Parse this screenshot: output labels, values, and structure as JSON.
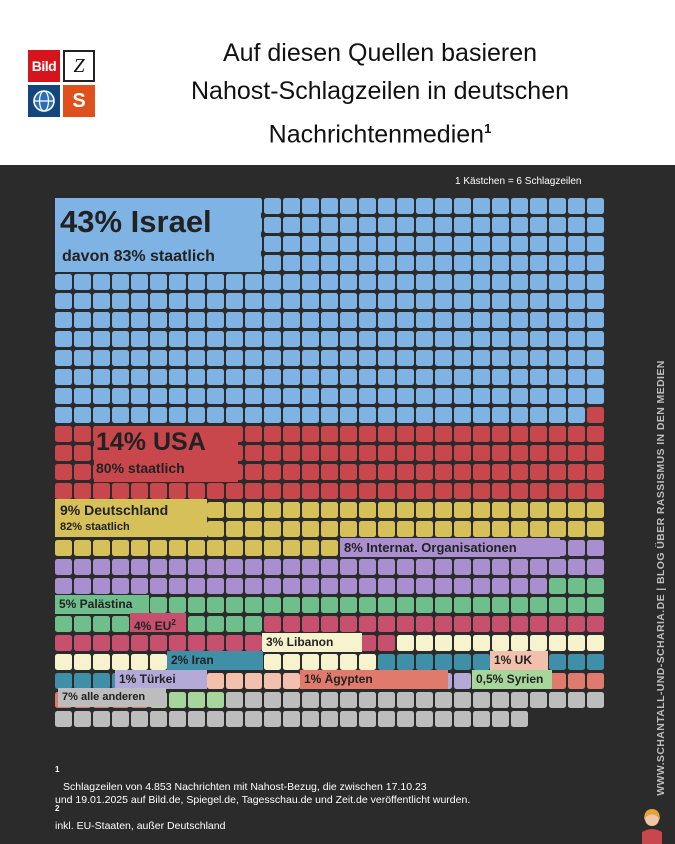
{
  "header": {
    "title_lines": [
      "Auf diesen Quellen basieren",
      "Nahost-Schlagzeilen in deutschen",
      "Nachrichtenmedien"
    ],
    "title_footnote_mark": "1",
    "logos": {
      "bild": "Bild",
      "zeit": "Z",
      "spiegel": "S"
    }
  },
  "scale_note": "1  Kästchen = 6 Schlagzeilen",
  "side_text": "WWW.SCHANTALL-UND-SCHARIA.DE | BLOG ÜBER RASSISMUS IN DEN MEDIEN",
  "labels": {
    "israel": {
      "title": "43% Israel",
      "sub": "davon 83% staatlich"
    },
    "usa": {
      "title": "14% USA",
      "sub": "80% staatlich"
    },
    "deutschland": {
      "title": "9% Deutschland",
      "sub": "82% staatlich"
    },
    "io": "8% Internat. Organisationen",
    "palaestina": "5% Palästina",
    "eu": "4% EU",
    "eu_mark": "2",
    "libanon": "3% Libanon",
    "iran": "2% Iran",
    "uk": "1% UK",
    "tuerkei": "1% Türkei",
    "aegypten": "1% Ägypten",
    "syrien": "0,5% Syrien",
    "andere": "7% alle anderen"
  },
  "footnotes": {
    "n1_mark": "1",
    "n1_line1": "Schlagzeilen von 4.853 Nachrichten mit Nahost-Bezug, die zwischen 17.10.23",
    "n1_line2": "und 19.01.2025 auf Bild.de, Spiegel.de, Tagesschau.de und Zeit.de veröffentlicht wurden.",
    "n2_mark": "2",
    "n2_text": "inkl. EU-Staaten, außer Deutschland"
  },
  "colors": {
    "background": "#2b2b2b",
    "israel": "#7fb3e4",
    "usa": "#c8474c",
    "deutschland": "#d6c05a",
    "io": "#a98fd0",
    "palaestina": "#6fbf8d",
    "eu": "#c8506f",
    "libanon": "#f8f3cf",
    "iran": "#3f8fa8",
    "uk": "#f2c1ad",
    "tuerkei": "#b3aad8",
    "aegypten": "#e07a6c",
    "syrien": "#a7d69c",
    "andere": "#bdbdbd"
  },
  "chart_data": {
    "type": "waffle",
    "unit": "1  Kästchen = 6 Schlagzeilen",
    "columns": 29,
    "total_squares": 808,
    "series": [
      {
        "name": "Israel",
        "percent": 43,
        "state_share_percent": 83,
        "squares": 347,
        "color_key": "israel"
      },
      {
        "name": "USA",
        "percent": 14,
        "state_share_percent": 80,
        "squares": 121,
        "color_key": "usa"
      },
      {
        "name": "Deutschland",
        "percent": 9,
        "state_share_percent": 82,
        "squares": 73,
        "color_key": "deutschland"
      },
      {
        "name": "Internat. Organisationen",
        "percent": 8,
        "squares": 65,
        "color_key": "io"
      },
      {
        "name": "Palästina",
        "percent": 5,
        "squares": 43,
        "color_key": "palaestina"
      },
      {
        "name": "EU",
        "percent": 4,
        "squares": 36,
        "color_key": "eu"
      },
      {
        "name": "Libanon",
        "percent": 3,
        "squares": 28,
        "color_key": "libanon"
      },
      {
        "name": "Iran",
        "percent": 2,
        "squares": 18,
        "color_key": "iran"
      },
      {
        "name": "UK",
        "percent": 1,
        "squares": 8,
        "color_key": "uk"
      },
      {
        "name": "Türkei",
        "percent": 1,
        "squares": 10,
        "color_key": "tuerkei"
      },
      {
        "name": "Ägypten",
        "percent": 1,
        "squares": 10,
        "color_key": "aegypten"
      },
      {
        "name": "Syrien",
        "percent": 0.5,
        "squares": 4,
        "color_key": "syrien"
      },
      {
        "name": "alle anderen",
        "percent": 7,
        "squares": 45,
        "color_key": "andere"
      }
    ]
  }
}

________

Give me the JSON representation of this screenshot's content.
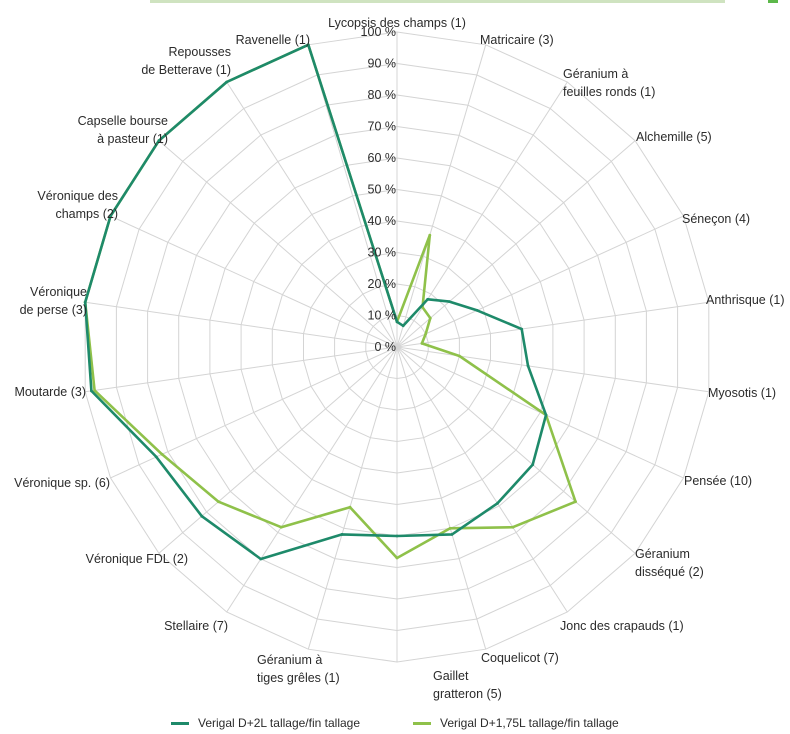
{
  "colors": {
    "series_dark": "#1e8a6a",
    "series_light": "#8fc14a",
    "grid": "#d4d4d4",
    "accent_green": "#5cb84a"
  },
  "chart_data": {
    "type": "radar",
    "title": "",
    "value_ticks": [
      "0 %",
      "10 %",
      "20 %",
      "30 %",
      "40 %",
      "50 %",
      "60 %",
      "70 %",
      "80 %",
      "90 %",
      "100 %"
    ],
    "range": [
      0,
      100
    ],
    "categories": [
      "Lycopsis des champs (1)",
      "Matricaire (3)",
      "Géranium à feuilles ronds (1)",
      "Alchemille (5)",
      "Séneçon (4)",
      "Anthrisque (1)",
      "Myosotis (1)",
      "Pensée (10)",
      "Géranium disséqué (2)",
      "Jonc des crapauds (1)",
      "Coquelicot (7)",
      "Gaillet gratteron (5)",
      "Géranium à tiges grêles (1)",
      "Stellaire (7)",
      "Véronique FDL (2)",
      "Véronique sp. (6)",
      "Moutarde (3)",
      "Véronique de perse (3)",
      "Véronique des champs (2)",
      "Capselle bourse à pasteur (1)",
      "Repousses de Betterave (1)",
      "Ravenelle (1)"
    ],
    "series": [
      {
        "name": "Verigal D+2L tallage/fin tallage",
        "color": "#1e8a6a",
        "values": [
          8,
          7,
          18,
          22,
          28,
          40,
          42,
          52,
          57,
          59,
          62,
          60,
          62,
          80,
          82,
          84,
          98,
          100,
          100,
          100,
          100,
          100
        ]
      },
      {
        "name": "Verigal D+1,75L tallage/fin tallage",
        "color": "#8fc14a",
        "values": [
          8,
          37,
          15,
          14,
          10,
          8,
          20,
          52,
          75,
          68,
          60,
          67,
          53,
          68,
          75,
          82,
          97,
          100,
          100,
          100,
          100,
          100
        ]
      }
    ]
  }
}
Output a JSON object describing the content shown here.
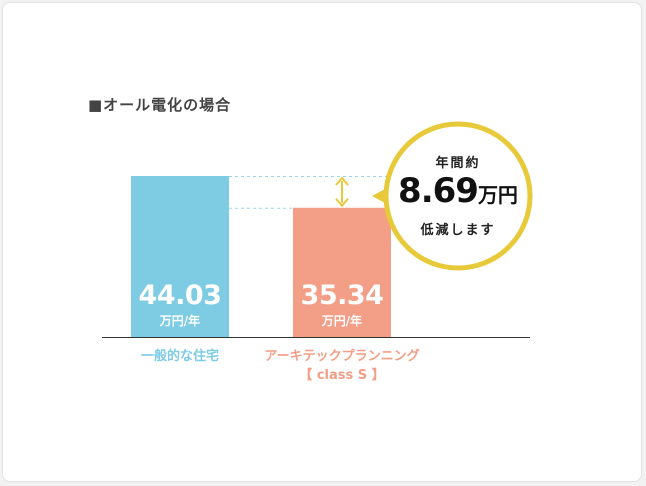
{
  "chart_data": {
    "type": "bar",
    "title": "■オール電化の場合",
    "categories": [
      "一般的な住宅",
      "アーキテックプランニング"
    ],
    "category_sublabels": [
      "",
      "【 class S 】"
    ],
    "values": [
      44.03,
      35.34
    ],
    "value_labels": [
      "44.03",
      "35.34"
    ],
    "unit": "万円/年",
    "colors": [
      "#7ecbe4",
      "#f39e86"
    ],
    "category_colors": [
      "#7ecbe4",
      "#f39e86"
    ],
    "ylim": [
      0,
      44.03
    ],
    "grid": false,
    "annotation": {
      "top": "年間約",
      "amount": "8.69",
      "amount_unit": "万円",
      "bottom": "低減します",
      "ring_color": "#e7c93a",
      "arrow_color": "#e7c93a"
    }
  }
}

________

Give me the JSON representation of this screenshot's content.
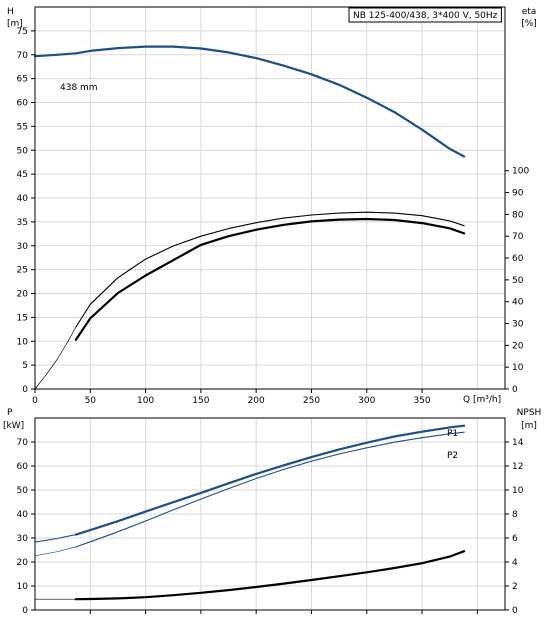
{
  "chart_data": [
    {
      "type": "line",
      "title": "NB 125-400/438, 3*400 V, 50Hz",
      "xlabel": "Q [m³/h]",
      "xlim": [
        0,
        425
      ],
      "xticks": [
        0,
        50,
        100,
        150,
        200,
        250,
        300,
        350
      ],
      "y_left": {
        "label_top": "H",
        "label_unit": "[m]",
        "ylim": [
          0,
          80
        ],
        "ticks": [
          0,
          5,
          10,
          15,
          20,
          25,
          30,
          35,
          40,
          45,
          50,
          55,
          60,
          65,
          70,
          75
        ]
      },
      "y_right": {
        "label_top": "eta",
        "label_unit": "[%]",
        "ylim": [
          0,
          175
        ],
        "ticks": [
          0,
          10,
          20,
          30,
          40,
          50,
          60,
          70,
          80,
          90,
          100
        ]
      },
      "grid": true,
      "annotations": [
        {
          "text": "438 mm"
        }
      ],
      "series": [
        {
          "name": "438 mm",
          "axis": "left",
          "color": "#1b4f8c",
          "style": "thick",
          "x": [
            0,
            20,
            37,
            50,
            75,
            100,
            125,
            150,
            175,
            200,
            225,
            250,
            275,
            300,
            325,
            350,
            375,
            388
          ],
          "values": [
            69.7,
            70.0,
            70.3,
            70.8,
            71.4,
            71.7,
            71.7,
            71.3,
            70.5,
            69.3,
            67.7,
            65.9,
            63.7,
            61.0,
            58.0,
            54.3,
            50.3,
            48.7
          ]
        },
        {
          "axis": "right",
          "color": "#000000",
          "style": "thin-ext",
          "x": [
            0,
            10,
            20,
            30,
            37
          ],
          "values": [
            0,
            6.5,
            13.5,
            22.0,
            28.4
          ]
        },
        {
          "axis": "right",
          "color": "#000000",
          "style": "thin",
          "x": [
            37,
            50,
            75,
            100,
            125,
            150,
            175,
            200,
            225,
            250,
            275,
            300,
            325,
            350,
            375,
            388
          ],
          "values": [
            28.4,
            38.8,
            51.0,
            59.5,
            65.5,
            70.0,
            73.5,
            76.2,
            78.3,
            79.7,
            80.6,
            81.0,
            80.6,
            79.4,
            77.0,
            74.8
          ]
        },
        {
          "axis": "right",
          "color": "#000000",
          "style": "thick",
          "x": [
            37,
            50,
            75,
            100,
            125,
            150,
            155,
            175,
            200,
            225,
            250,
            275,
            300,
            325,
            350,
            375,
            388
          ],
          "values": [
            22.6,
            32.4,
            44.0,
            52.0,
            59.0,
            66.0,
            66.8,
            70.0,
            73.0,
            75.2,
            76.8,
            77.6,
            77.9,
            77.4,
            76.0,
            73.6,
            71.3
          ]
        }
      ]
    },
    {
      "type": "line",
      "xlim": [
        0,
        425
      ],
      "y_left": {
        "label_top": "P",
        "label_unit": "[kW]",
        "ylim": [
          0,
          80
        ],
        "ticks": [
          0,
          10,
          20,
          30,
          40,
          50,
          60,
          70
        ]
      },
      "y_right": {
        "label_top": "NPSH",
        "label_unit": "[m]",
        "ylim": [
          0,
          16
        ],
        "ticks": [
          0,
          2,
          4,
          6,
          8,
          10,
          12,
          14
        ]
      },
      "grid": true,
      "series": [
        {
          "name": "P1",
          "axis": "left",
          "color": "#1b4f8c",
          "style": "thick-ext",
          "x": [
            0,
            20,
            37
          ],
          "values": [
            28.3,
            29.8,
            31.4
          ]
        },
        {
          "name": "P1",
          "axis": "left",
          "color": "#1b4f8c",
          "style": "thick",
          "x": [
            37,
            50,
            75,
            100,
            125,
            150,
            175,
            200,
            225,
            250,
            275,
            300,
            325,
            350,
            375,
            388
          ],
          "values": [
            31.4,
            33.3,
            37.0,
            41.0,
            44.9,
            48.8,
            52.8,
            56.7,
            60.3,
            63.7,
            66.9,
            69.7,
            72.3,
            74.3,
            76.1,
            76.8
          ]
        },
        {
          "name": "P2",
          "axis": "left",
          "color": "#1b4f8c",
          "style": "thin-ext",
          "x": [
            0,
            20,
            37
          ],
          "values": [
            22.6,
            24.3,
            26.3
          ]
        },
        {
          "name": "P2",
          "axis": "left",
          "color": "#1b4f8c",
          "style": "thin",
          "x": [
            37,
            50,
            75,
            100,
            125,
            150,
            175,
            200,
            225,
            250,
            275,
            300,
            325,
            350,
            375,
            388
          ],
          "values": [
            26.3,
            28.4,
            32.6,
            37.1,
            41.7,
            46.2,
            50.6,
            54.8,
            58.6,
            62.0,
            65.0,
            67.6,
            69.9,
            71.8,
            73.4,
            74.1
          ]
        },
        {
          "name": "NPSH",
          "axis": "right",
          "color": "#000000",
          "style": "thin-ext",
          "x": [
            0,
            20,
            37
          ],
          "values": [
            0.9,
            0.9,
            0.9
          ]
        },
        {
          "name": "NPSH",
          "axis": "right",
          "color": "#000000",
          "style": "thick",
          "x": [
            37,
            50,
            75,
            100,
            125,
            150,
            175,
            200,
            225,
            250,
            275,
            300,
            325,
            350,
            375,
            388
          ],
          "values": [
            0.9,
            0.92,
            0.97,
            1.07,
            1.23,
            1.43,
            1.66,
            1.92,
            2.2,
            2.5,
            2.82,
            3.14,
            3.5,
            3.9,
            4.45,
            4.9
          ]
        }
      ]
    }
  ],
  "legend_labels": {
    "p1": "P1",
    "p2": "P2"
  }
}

________

▶ _Exercise goal_
Pick out the lines that include the word "Internat" and write them out.

▶ _Reply_
    "io": "8% Internat. Organisationen",
        "name": "Internat. Organisationen",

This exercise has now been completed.